(Input data)

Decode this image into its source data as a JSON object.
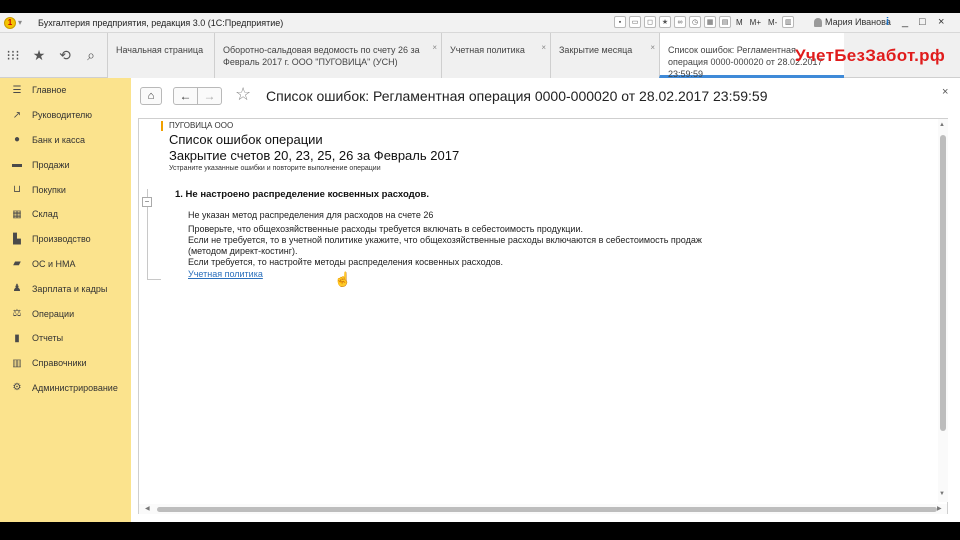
{
  "window": {
    "title": "Бухгалтерия предприятия, редакция 3.0  (1С:Предприятие)",
    "toolbar_m": [
      "M",
      "M+",
      "M-"
    ],
    "user_name": "Мария Иванова",
    "controls": [
      "i",
      "_",
      "□",
      "×"
    ]
  },
  "tabs": [
    {
      "label": "Начальная страница"
    },
    {
      "label": "Оборотно-сальдовая ведомость по счету 26 за Февраль 2017 г. ООО \"ПУГОВИЦА\" (УСН)"
    },
    {
      "label": "Учетная политика"
    },
    {
      "label": "Закрытие месяца"
    },
    {
      "label": "Список ошибок: Регламентная операция 0000-000020 от 28.02.2017 23:59:59"
    }
  ],
  "watermark": "УчетБезЗабот.рф",
  "sidebar": {
    "items": [
      {
        "label": "Главное",
        "icon": "menu-icon"
      },
      {
        "label": "Руководителю",
        "icon": "trend-icon"
      },
      {
        "label": "Банк и касса",
        "icon": "coin-icon"
      },
      {
        "label": "Продажи",
        "icon": "cart-icon"
      },
      {
        "label": "Покупки",
        "icon": "basket-icon"
      },
      {
        "label": "Склад",
        "icon": "warehouse-icon"
      },
      {
        "label": "Производство",
        "icon": "factory-icon"
      },
      {
        "label": "ОС и НМА",
        "icon": "truck-icon"
      },
      {
        "label": "Зарплата и кадры",
        "icon": "person-icon"
      },
      {
        "label": "Операции",
        "icon": "operations-icon"
      },
      {
        "label": "Отчеты",
        "icon": "report-icon"
      },
      {
        "label": "Справочники",
        "icon": "books-icon"
      },
      {
        "label": "Администрирование",
        "icon": "gear-icon"
      }
    ]
  },
  "page": {
    "title": "Список ошибок: Регламентная операция 0000-000020 от 28.02.2017 23:59:59"
  },
  "report": {
    "org": "ПУГОВИЦА ООО",
    "heading1": "Список ошибок операции",
    "heading2": "Закрытие счетов 20, 23, 25, 26 за Февраль 2017",
    "note": "Устраните указанные ошибки и повторите выполнение операции",
    "error_title": "1. Не настроено распределение косвенных расходов.",
    "lines": [
      "Не указан метод распределения для расходов на счете 26",
      "Проверьте, что общехозяйственные расходы требуется включать в себестоимость продукции.",
      "Если не требуется, то в учетной политике укажите, что общехозяйственные расходы включаются в себестоимость продаж",
      "(методом директ-костинг).",
      "Если требуется, то настройте методы распределения косвенных расходов."
    ],
    "link": "Учетная политика"
  }
}
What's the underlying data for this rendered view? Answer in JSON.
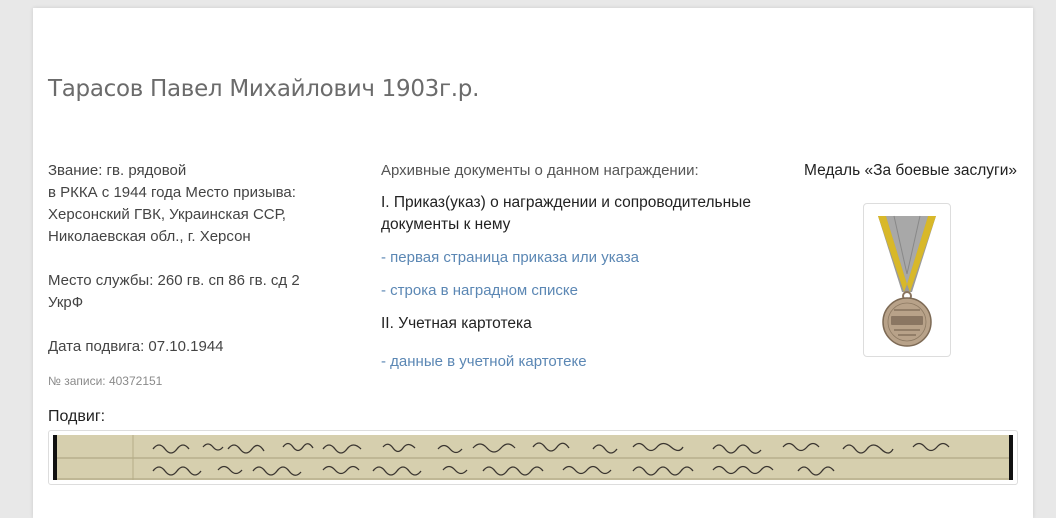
{
  "person": {
    "title": "Тарасов Павел Михайлович 1903г.р."
  },
  "details": {
    "rank_line1": "Звание: гв. рядовой",
    "rank_line2": "в РККА с 1944 года Место призыва:",
    "rank_line3": "Херсонский ГВК, Украинская ССР,",
    "rank_line4": "Николаевская обл., г. Херсон",
    "service_line1": "Место службы: 260 гв. сп 86 гв. сд 2",
    "service_line2": "УкрФ",
    "feat_date": "Дата подвига: 07.10.1944",
    "record_number": "№ записи: 40372151"
  },
  "documents": {
    "heading": "Архивные документы о данном награждении:",
    "section1_line1": "I. Приказ(указ) о награждении и сопроводительные",
    "section1_line2": "документы к нему",
    "link_first_page": "- первая страница приказа или указа",
    "link_award_list": "- строка в наградном списке",
    "section2": "II. Учетная картотека",
    "link_card_data": "- данные в учетной картотеке"
  },
  "medal": {
    "title": "Медаль «За боевые заслуги»"
  },
  "feat": {
    "label": "Подвиг:"
  },
  "colors": {
    "link": "#5b87b4",
    "title": "#6b6b6b",
    "background": "#e8e8e8"
  }
}
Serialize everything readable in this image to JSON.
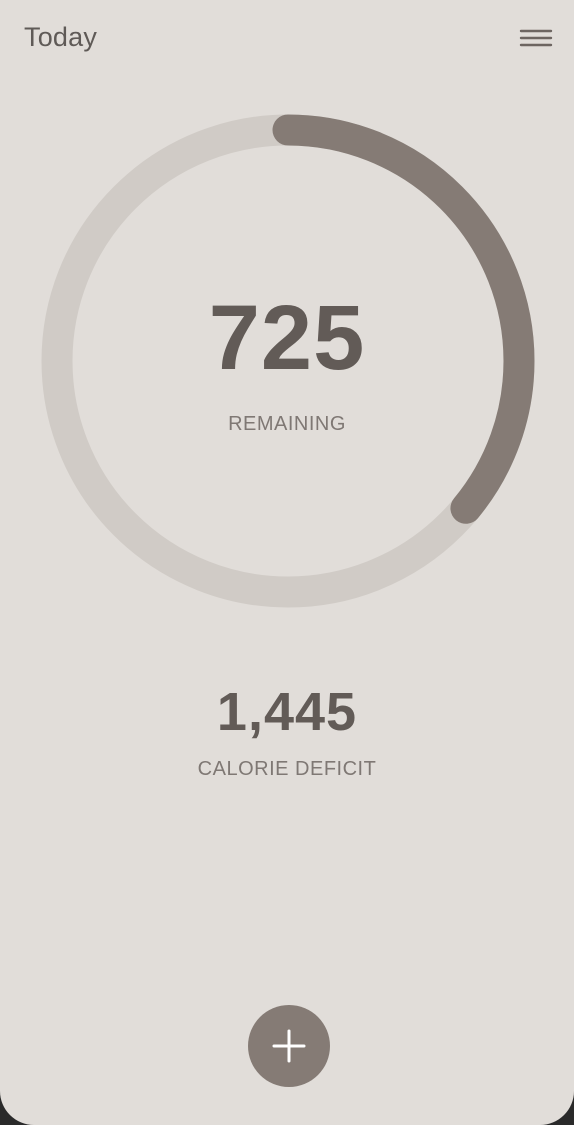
{
  "header": {
    "title": "Today",
    "menu_icon": "hamburger-menu-icon"
  },
  "summary": {
    "remaining_value": "725",
    "remaining_label": "REMAINING",
    "progress_fraction": 0.36,
    "deficit_value": "1,445",
    "deficit_label": "CALORIE DEFICIT"
  },
  "actions": {
    "add_icon": "plus-icon"
  },
  "colors": {
    "background": "#e1ddd9",
    "ring_track": "#d0cbc6",
    "ring_progress": "#857b75",
    "text_primary": "#625b57",
    "text_secondary": "#7f7874"
  }
}
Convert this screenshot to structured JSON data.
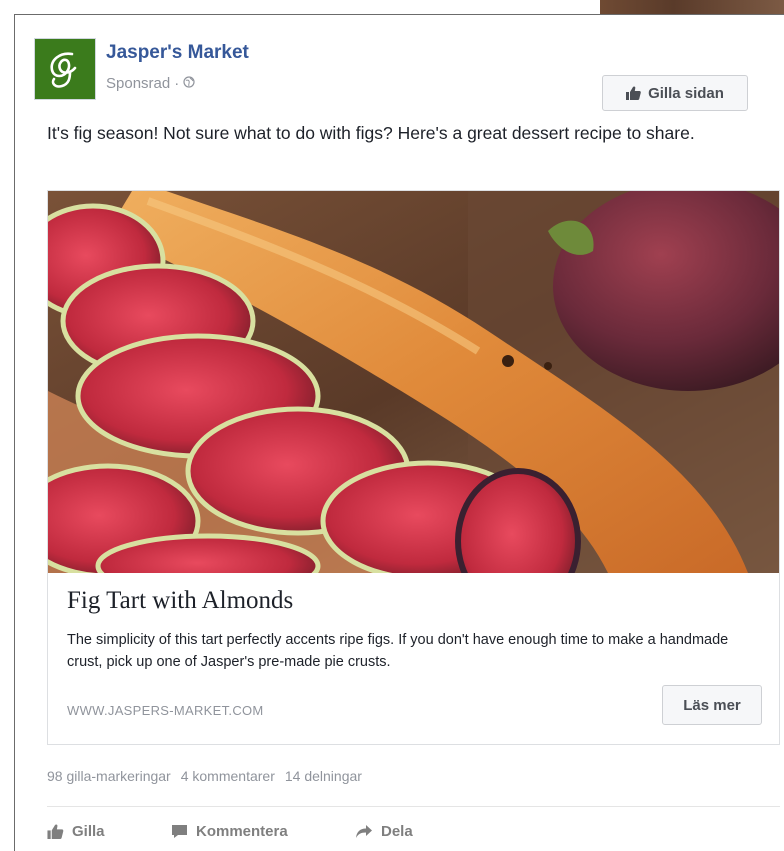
{
  "post": {
    "page_name": "Jasper's Market",
    "sponsored_label": "Sponsrad",
    "separator": "·",
    "like_page_label": "Gilla sidan",
    "message": "It's fig season! Not sure what to do with figs? Here's a great dessert recipe to share."
  },
  "link": {
    "title": "Fig Tart with Almonds",
    "description": "The simplicity of this tart perfectly accents ripe figs. If you don't have enough time to make a handmade crust, pick up one of Jasper's pre-made pie crusts.",
    "domain": "WWW.JASPERS-MARKET.COM",
    "cta_label": "Läs mer"
  },
  "stats": {
    "likes": "98 gilla-markeringar",
    "comments": "4 kommentarer",
    "shares": "14 delningar"
  },
  "actions": {
    "like": "Gilla",
    "comment": "Kommentera",
    "share": "Dela"
  },
  "colors": {
    "brand_green": "#3b7b1c",
    "link_blue": "#365899",
    "muted_text": "#90949c"
  },
  "icons": {
    "avatar": "jaspers-market-logo",
    "audience": "globe-icon",
    "like": "thumbs-up-icon",
    "comment": "speech-bubble-icon",
    "share": "share-arrow-icon"
  }
}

(The request) Write out only the lines from the line containing "Convert this screenshot" through the end of the material above, both end lines included. Pictures are not written out.

(The completed task)
Convert this screenshot to structured JSON data.
{
  "post": {
    "page_name": "Jasper's Market",
    "sponsored_label": "Sponsrad",
    "separator": "·",
    "like_page_label": "Gilla sidan",
    "message": "It's fig season! Not sure what to do with figs? Here's a great dessert recipe to share."
  },
  "link": {
    "title": "Fig Tart with Almonds",
    "description": "The simplicity of this tart perfectly accents ripe figs. If you don't have enough time to make a handmade crust, pick up one of Jasper's pre-made pie crusts.",
    "domain": "WWW.JASPERS-MARKET.COM",
    "cta_label": "Läs mer"
  },
  "stats": {
    "likes": "98 gilla-markeringar",
    "comments": "4 kommentarer",
    "shares": "14 delningar"
  },
  "actions": {
    "like": "Gilla",
    "comment": "Kommentera",
    "share": "Dela"
  },
  "colors": {
    "brand_green": "#3b7b1c",
    "link_blue": "#365899",
    "muted_text": "#90949c"
  },
  "icons": {
    "avatar": "jaspers-market-logo",
    "audience": "globe-icon",
    "like": "thumbs-up-icon",
    "comment": "speech-bubble-icon",
    "share": "share-arrow-icon"
  }
}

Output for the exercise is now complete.